**Dataset entries**
%%

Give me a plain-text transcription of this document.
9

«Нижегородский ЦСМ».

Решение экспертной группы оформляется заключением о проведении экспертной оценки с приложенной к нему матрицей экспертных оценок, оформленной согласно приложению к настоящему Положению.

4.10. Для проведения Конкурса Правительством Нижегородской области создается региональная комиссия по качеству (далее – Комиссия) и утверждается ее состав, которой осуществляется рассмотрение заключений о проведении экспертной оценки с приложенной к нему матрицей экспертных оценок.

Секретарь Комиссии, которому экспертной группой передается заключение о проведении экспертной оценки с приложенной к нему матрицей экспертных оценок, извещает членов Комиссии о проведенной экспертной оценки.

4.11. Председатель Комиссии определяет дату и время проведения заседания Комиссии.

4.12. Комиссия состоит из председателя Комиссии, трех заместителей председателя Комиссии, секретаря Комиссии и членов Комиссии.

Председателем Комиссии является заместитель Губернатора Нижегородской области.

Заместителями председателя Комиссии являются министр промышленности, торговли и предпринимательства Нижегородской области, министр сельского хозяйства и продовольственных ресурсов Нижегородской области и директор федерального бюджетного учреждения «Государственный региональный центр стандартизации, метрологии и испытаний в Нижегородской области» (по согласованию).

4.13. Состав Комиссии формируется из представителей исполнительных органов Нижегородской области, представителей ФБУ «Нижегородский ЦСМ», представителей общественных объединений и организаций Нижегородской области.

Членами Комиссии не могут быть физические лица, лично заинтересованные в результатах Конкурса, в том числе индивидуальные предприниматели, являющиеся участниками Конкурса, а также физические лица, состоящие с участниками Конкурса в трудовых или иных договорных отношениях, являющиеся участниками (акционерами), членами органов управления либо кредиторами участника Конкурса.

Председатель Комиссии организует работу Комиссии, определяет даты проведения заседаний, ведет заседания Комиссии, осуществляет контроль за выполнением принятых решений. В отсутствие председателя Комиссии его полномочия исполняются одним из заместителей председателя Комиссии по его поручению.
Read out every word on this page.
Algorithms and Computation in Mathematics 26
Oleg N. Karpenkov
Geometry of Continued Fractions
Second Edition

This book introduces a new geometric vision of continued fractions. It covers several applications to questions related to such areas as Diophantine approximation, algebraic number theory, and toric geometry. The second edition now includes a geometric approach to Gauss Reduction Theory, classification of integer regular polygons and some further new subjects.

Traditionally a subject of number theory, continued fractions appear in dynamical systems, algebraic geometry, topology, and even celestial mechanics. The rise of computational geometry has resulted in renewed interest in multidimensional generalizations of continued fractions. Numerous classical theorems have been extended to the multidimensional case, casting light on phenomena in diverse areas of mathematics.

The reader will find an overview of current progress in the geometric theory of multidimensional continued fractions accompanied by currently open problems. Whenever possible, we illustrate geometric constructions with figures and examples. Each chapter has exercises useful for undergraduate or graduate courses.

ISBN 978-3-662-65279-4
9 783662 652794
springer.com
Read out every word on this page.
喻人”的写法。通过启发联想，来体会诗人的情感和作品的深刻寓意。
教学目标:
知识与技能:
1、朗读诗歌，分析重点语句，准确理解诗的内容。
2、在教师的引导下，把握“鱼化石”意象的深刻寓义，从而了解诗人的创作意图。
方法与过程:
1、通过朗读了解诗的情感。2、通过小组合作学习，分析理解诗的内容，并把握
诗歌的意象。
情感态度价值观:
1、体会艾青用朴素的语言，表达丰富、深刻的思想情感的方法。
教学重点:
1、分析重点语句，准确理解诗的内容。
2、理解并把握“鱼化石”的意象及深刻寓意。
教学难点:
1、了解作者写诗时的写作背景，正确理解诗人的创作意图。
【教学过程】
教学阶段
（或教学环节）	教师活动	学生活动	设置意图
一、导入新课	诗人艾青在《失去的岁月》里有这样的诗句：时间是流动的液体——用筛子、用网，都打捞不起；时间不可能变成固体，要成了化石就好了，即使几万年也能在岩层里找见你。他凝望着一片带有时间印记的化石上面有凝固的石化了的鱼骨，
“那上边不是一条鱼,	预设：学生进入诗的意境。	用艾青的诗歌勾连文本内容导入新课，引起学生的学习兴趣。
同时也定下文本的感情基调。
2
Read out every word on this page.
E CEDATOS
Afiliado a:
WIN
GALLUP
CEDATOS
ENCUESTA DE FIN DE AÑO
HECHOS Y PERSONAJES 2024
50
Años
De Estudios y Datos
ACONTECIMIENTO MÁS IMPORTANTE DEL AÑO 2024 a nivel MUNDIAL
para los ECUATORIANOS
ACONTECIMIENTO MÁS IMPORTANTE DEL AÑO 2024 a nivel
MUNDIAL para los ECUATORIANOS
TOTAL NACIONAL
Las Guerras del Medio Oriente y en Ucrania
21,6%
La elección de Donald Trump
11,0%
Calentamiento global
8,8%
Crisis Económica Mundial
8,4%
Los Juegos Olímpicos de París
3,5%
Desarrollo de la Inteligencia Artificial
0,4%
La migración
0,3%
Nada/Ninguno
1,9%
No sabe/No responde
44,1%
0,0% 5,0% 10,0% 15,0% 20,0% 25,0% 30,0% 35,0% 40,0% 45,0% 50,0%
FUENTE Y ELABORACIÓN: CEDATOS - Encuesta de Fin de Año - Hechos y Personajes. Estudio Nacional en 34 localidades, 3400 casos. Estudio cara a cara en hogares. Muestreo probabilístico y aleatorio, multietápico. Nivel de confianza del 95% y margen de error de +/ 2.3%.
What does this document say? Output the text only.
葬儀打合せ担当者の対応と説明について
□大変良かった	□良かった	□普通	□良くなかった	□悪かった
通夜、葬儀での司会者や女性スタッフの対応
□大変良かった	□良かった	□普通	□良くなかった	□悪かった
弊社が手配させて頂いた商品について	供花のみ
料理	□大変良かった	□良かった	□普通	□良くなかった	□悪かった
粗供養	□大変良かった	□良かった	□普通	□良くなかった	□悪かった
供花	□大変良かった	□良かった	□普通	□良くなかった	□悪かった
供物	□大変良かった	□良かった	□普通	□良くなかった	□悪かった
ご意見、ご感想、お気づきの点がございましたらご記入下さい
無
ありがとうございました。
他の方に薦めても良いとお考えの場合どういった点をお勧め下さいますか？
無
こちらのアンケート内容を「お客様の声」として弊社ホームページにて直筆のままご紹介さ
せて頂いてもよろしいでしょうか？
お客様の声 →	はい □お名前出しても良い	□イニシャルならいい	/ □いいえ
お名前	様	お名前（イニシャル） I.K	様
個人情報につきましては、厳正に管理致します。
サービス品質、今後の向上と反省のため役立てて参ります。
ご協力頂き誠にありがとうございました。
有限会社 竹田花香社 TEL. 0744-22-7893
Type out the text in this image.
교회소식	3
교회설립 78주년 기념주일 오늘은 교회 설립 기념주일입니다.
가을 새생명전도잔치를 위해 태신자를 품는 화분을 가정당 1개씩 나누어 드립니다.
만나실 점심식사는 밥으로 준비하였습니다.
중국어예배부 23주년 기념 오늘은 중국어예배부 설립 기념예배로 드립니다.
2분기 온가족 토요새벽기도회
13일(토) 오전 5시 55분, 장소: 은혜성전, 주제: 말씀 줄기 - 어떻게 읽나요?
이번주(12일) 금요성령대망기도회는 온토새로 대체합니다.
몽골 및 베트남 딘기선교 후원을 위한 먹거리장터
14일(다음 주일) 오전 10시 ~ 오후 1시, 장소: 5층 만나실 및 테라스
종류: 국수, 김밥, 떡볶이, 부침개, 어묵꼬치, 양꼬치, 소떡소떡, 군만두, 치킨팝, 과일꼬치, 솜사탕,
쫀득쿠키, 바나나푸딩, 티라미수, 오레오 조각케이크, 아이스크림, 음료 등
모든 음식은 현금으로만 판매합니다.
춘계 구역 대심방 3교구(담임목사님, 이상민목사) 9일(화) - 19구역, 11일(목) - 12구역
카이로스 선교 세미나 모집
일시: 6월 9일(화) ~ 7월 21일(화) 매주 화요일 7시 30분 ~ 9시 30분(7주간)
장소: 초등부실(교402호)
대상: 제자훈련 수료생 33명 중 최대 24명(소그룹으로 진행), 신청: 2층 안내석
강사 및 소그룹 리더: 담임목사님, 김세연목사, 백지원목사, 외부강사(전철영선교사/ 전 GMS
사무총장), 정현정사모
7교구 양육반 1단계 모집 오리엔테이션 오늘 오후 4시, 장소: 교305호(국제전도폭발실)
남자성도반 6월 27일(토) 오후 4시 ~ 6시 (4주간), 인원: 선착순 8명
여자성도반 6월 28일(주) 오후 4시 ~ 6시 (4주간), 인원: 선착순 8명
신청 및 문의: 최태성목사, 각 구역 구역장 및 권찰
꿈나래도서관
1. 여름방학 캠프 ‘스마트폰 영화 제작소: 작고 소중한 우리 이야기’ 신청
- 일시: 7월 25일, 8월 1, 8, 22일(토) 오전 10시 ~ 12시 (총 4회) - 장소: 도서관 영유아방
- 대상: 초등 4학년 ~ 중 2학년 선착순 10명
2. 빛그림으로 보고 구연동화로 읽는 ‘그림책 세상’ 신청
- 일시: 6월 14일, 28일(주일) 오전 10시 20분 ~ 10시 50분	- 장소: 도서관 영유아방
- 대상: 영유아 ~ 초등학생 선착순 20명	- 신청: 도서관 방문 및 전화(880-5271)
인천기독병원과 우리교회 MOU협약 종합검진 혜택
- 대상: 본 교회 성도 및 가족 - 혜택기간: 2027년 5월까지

%%

**WHAT IS NEEDED**
Copy out all lines that carry the word "para".

**TASK ANSWER**
para los ECUATORIANOS
MUNDIAL para los ECUATORIANOS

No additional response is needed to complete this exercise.